• [Exercise]: Write the entries below out again exactly; any picture in them stays out.

Dataset items:
------------------------

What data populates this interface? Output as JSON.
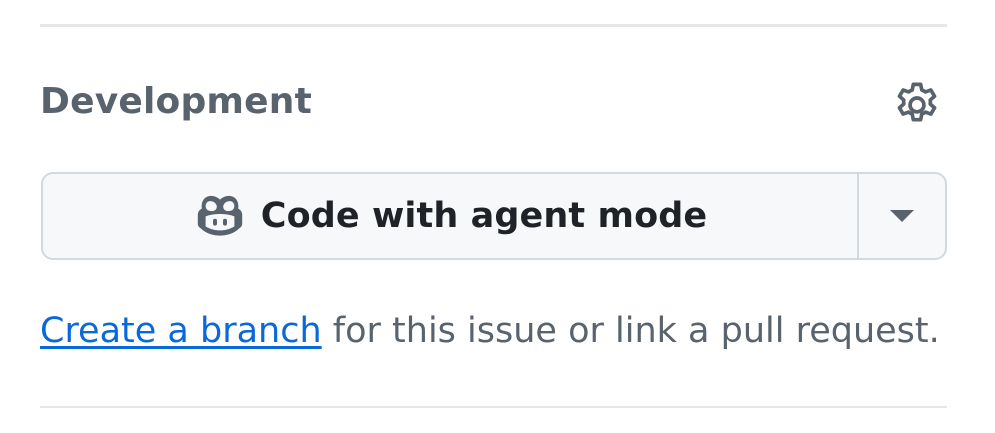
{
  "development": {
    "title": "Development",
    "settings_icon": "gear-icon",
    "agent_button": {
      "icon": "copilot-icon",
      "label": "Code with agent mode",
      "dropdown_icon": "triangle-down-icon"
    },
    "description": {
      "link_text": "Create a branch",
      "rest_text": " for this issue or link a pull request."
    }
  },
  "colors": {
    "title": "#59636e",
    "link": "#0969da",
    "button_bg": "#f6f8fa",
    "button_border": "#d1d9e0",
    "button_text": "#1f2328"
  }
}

------------------------

• [Final result]:
What data populates this interface? Output as JSON.
{
  "development": {
    "title": "Development",
    "settings_icon": "gear-icon",
    "agent_button": {
      "icon": "copilot-icon",
      "label": "Code with agent mode",
      "dropdown_icon": "triangle-down-icon"
    },
    "description": {
      "link_text": "Create a branch",
      "rest_text": " for this issue or link a pull request."
    }
  },
  "colors": {
    "title": "#59636e",
    "link": "#0969da",
    "button_bg": "#f6f8fa",
    "button_border": "#d1d9e0",
    "button_text": "#1f2328"
  }
}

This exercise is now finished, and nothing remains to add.